## TO BE DONE
Collect all lines from the records below that include the word "리지웨이".

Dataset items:
══════
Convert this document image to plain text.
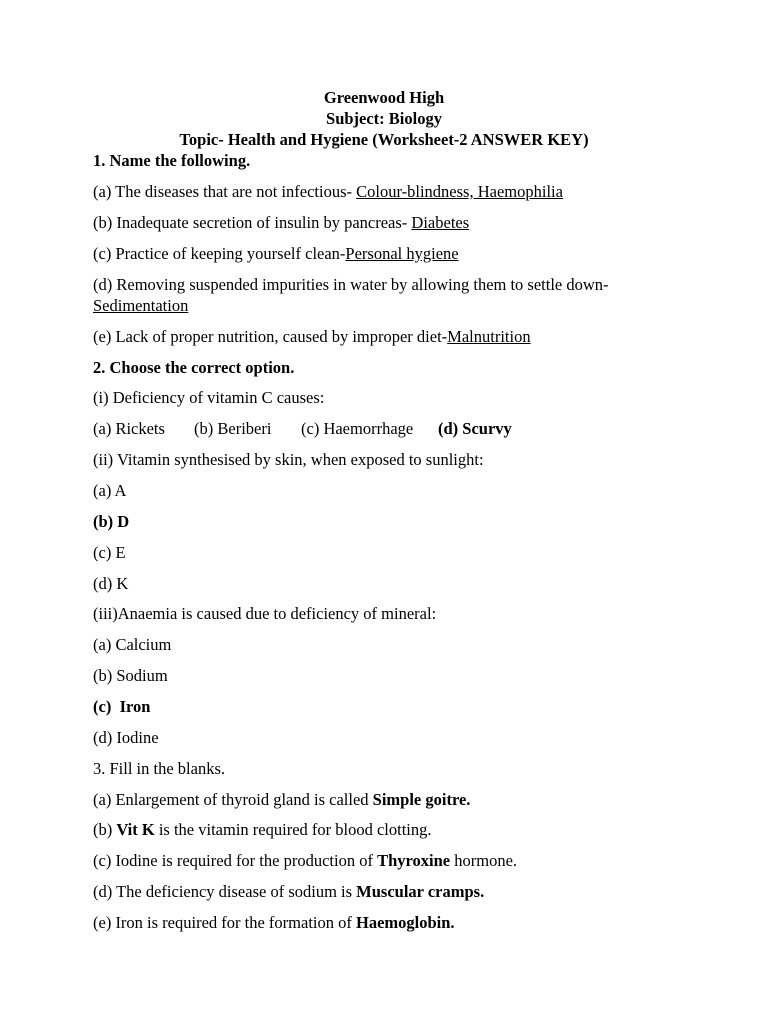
Greenwood High
Subject: Biology
Topic- Health and Hygiene (Worksheet-2 ANSWER KEY)
1. Name the following.
(a) The diseases that are not infectious- Colour-blindness, Haemophilia
(b) Inadequate secretion of insulin by pancreas- Diabetes
(c) Practice of keeping yourself clean-Personal hygiene
(d) Removing suspended impurities in water by allowing them to settle down-
Sedimentation
(e) Lack of proper nutrition, caused by improper diet-Malnutrition
2. Choose the correct option.
(i) Deficiency of vitamin C causes:
(a) Rickets (b) Beriberi (c) Haemorrhage (d) Scurvy
(ii) Vitamin synthesised by skin, when exposed to sunlight:
(a) A
(b) D
(c) E
(d) K
(iii)Anaemia is caused due to deficiency of mineral:
(a) Calcium
(b) Sodium
(c)  Iron
(d) Iodine
3. Fill in the blanks.
(a) Enlargement of thyroid gland is called Simple goitre.
(b) Vit K is the vitamin required for blood clotting.
(c) Iodine is required for the production of Thyroxine hormone.
(d) The deficiency disease of sodium is Muscular cramps.
(e) Iron is required for the formation of Haemoglobin.
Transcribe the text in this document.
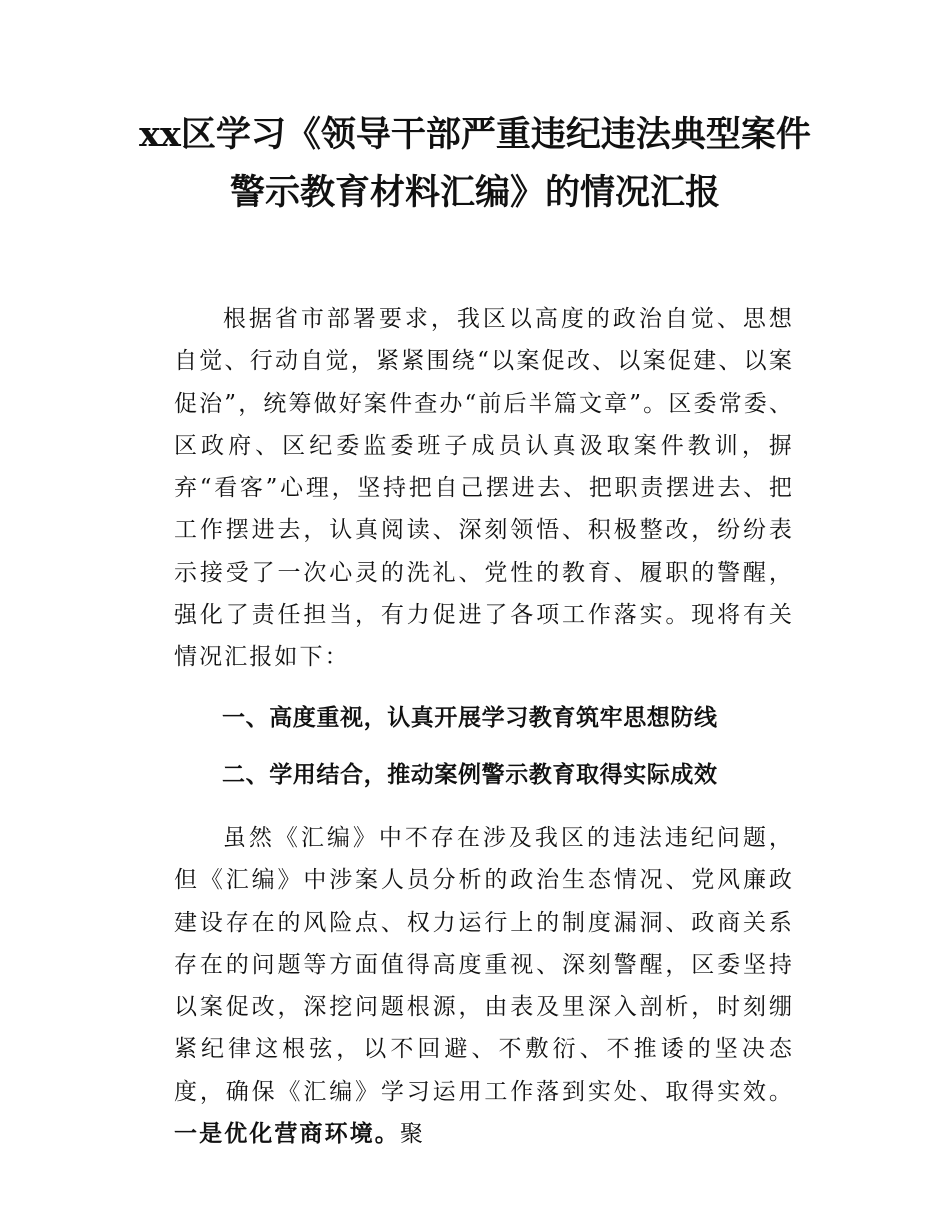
xx区学习《领导干部严重违纪违法典型案件
警示教育材料汇编》的情况汇报

根据省市部署要求，我区以高度的政治自觉、思想自觉、行动自觉，紧紧围绕“以案促改、以案促建、以案促治”，统筹做好案件查办“前后半篇文章”。区委常委、区政府、区纪委监委班子成员认真汲取案件教训，摒弃“看客”心理，坚持把自己摆进去、把职责摆进去、把工作摆进去，认真阅读、深刻领悟、积极整改，纷纷表示接受了一次心灵的洗礼、党性的教育、履职的警醒，强化了责任担当，有力促进了各项工作落实。现将有关情况汇报如下：

一、高度重视，认真开展学习教育筑牢思想防线
二、学用结合，推动案例警示教育取得实际成效

虽然《汇编》中不存在涉及我区的违法违纪问题，但《汇编》中涉案人员分析的政治生态情况、党风廉政建设存在的风险点、权力运行上的制度漏洞、政商关系存在的问题等方面值得高度重视、深刻警醒，区委坚持以案促改，深挖问题根源，由表及里深入剖析，时刻绷紧纪律这根弦，以不回避、不敷衍、不推诿的坚决态度，确保《汇编》学习运用工作落到实处、取得实效。一是优化营商环境。聚
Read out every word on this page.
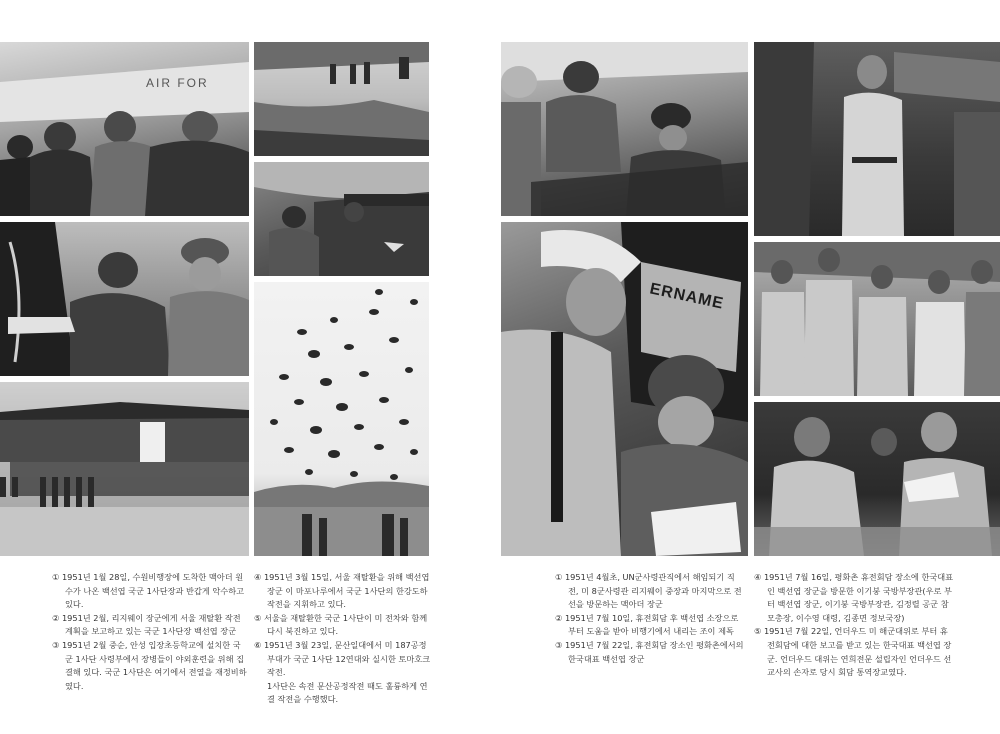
AIR FOR
ERNAME

① 1951년 1월 28일, 수원비행장에 도착한 맥아더 원수가 나온 백선엽 국군 1사단장과 반갑게 악수하고 있다.

② 1951년 2월, 리지웨이 장군에게 서울 재탈환 작전 계획을 보고하고 있는 국군 1사단장 백선엽 장군

③ 1951년 2월 중순, 안성 입장초등학교에 설치한 국군 1사단 사령부에서 장병들이 야외훈련을 위해 집결해 있다. 국군 1사단은 여기에서 전열을 재정비하였다.

④ 1951년 3월 15일, 서울 재탈환을 위해 백선엽 장군 이 마포나루에서 국군 1사단의 한강도하 작전을 지휘하고 있다.

⑤ 서울을 재탈환한 국군 1사단이 미 전차와 함께 다시 북진하고 있다.

⑥ 1951년 3월 23일, 문산일대에서 미 187공정부대가 국군 1사단 12연대와 실시한 토마호크 작전.

1사단은 속전 문산공정작전 때도 훌륭하게 연결 작전을 수행했다.

① 1951년 4월초, UN군사령관직에서 해임되기 직전, 미 8군사령관 리지웨이 중장과 마지막으로 전선을 방문하는 맥아더 장군

② 1951년 7월 10일, 휴전회담 후 백선엽 소장으로 부터 도움을 받아 비행기에서 내리는 조이 제독

③ 1951년 7월 22일, 휴전회담 장소인 평화촌에서의 한국대표 백선엽 장군

④ 1951년 7월 16일, 평화촌 휴전회담 장소에 한국대표인 백선엽 장군을 방문한 이기붕 국방부장관(우로 부터 백선엽 장군, 이기붕 국방부장관, 김정렬 공군 참모총장, 이수영 대령, 김종면 정보국장)

⑤ 1951년 7월 22일, 언더우드 미 해군대위로 부터 휴전회담에 대한 보고를 받고 있는 한국대표 백선엽 장군. 언더우드 대위는 연희전문 설립자인 언더우드 선교사의 손자로 당시 회담 통역장교였다.
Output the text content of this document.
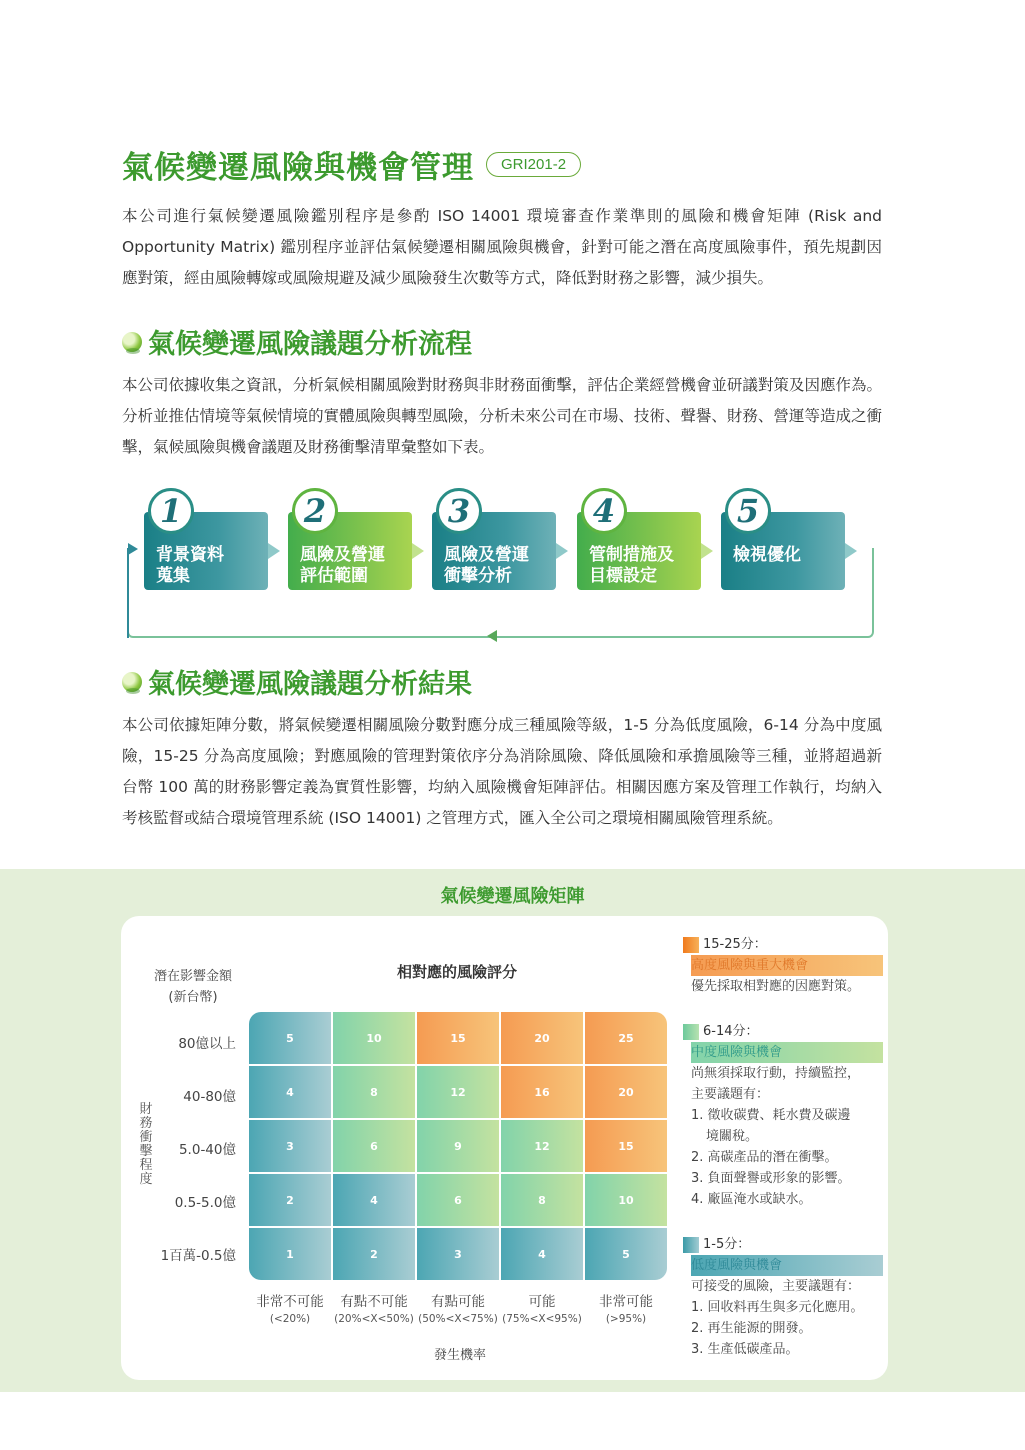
氣候變遷風險與機會管理	GRI201-2
本公司進行氣候變遷風險鑑別程序是參酌 ISO 14001 環境審查作業準則的風險和機會矩陣 (Risk and Opportunity Matrix) 鑑別程序並評估氣候變遷相關風險與機會，針對可能之潛在高度風險事件，預先規劃因應對策，經由風險轉嫁或風險規避及減少風險發生次數等方式，降低對財務之影響，減少損失。
氣候變遷風險議題分析流程
本公司依據收集之資訊，分析氣候相關風險對財務與非財務面衝擊，評估企業經營機會並研議對策及因應作為。分析並推估情境等氣候情境的實體風險與轉型風險，分析未來公司在市場、技術、聲譽、財務、營運等造成之衝擊，氣候風險與機會議題及財務衝擊清單彙整如下表。
1
背景資料
蒐集
2
風險及營運
評估範圍
3
風險及營運
衝擊分析
4
管制措施及
目標設定
5
檢視優化
氣候變遷風險議題分析結果
本公司依據矩陣分數，將氣候變遷相關風險分數對應分成三種風險等級，1-5 分為低度風險，6-14 分為中度風險，15-25 分為高度風險；對應風險的管理對策依序分為消除風險、降低風險和承擔風險等三種，並將超過新台幣 100 萬的財務影響定義為實質性影響，均納入風險機會矩陣評估。相關因應方案及管理工作執行，均納入考核監督或結合環境管理系統 (ISO 14001) 之管理方式，匯入全公司之環境相關風險管理系統。
氣候變遷風險矩陣
相對應的風險評分
潛在影響金額
(新台幣)
財務衝擊程度
80億以上
40-80億
5.0-40億
0.5-5.0億
1百萬-0.5億
5	10	15	20	25
4	8	12	16	20
3	6	9	12	15
2	4	6	8	10
1	2	3	4	5
非常不可能	有點不可能	有點可能	可能	非常可能
(<20%)	(20%<X<50%) (50%<X<75%) (75%<X<95%)	(>95%)
發生機率
15-25分：
高度風險與重大機會
優先採取相對應的因應對策。
6-14分：
中度風險與機會
尚無須採取行動，持續監控，
主要議題有：
1. 徵收碳費、耗水費及碳邊
境關稅。
2. 高碳產品的潛在衝擊。
3. 負面聲譽或形象的影響。
4. 廠區淹水或缺水。
1-5分：
低度風險與機會
可接受的風險，主要議題有：
1. 回收料再生與多元化應用。
2. 再生能源的開發。
3. 生產低碳產品。
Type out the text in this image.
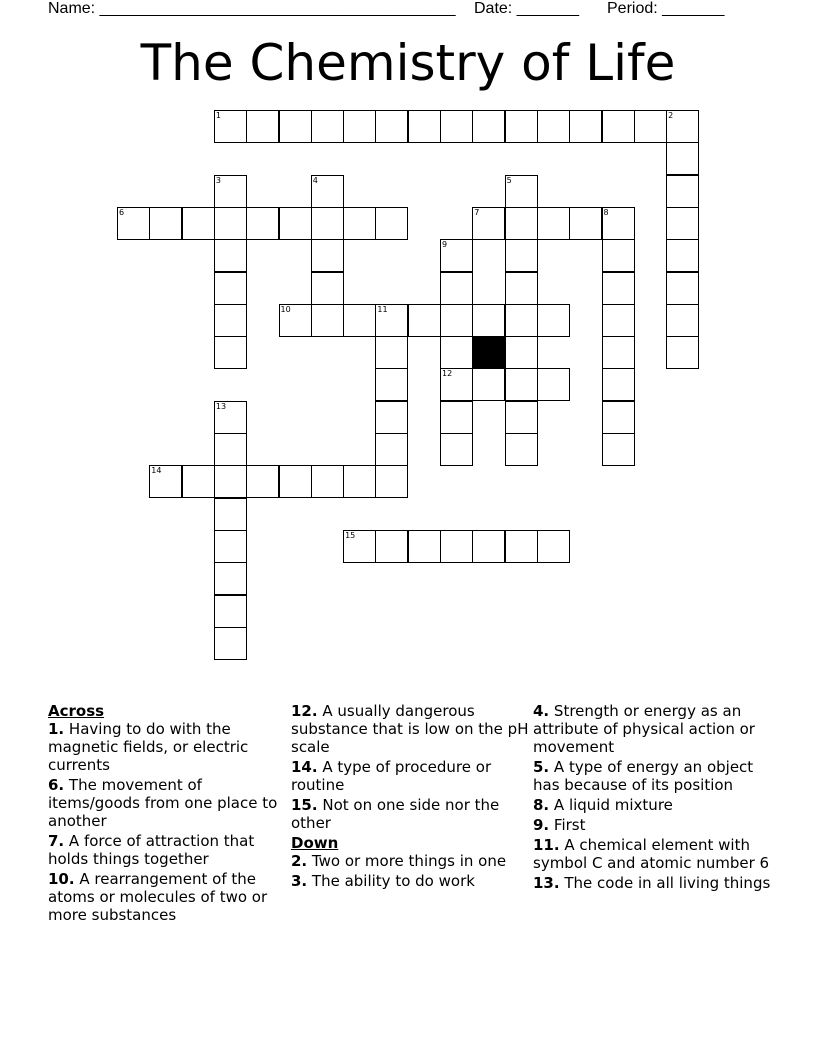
Name: ________________________________________ Date: _______ Period: _______
The Chemistry of Life
1	2
3	4	5
6	7	8
9
12
10	11
13
14
15
Across
1. Having to do with the magnetic fields, or electric currents
6. The movement of items/goods from one place to another
7. A force of attraction that holds things together
10. A rearrangement of the atoms or molecules of two or more substances
12. A usually dangerous substance that is low on the pH scale
14. A type of procedure or routine
15. Not on one side nor the other
Down
2. Two or more things in one
3. The ability to do work
4. Strength or energy as an attribute of physical action or movement
5. A type of energy an object has because of its position
8. A liquid mixture
9. First
11. A chemical element with symbol C and atomic number 6
13. The code in all living things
══════
## SOLUTION FOR THIS PROBLEM
② 1951년 2월, 리지웨이 장군에게 서울 재탈환 작전 계획을 보고하고 있는 국군 1사단장 백선엽 장군
① 1951년 4월초, UN군사령관직에서 해임되기 직전, 미 8군사령관 리지웨이 중장과 마지막으로 전선을 방문하는 맥아더 장군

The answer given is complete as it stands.